## What to work on
Restate the records below word for word, and omit the images they hold.

## Entries
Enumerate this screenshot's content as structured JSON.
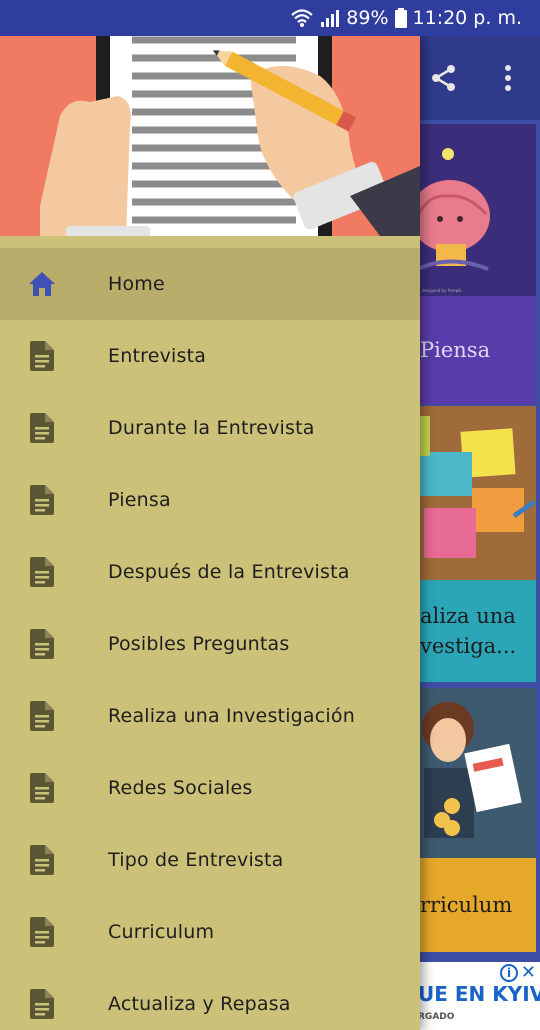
{
  "status_bar": {
    "battery_percent": "89%",
    "time": "11:20 p. m."
  },
  "background": {
    "cards": [
      {
        "label": "Piensa"
      },
      {
        "label": "aliza una\nvestiga..."
      },
      {
        "label": "rriculum"
      }
    ],
    "ad": {
      "headline": "UE EN KYIV",
      "subtext": "RGADO",
      "info_icon": "info-icon",
      "close_icon": "close-icon"
    }
  },
  "drawer": {
    "header_image": "hands-writing-on-paper-illustration",
    "items": [
      {
        "label": "Home",
        "icon": "home-icon",
        "active": true
      },
      {
        "label": "Entrevista",
        "icon": "document-icon"
      },
      {
        "label": "Durante la Entrevista",
        "icon": "document-icon"
      },
      {
        "label": "Piensa",
        "icon": "document-icon"
      },
      {
        "label": "Después de la Entrevista",
        "icon": "document-icon"
      },
      {
        "label": "Posibles Preguntas",
        "icon": "document-icon"
      },
      {
        "label": "Realiza una Investigación",
        "icon": "document-icon"
      },
      {
        "label": "Redes Sociales",
        "icon": "document-icon"
      },
      {
        "label": "Tipo de Entrevista",
        "icon": "document-icon"
      },
      {
        "label": "Curriculum",
        "icon": "document-icon"
      },
      {
        "label": "Actualiza y Repasa",
        "icon": "document-icon"
      }
    ]
  },
  "colors": {
    "status_bar": "#2f3e9e",
    "drawer_bg": "#ccc178",
    "drawer_active": "#b8ad6a",
    "home_icon": "#3f51b5",
    "doc_icon": "#5b5634",
    "header_bg": "#f07a62"
  }
}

## Problem solution
Enumerate this screenshot's content as structured JSON.
{
  "status_bar": {
    "battery_percent": "89%",
    "time": "11:20 p. m."
  },
  "background": {
    "cards": [
      {
        "label": "Piensa"
      },
      {
        "label": "aliza una\nvestiga..."
      },
      {
        "label": "rriculum"
      }
    ],
    "ad": {
      "headline": "UE EN KYIV",
      "subtext": "RGADO",
      "info_icon": "info-icon",
      "close_icon": "close-icon"
    }
  },
  "drawer": {
    "header_image": "hands-writing-on-paper-illustration",
    "items": [
      {
        "label": "Home",
        "icon": "home-icon",
        "active": true
      },
      {
        "label": "Entrevista",
        "icon": "document-icon"
      },
      {
        "label": "Durante la Entrevista",
        "icon": "document-icon"
      },
      {
        "label": "Piensa",
        "icon": "document-icon"
      },
      {
        "label": "Después de la Entrevista",
        "icon": "document-icon"
      },
      {
        "label": "Posibles Preguntas",
        "icon": "document-icon"
      },
      {
        "label": "Realiza una Investigación",
        "icon": "document-icon"
      },
      {
        "label": "Redes Sociales",
        "icon": "document-icon"
      },
      {
        "label": "Tipo de Entrevista",
        "icon": "document-icon"
      },
      {
        "label": "Curriculum",
        "icon": "document-icon"
      },
      {
        "label": "Actualiza y Repasa",
        "icon": "document-icon"
      }
    ]
  },
  "colors": {
    "status_bar": "#2f3e9e",
    "drawer_bg": "#ccc178",
    "drawer_active": "#b8ad6a",
    "home_icon": "#3f51b5",
    "doc_icon": "#5b5634",
    "header_bg": "#f07a62"
  }
}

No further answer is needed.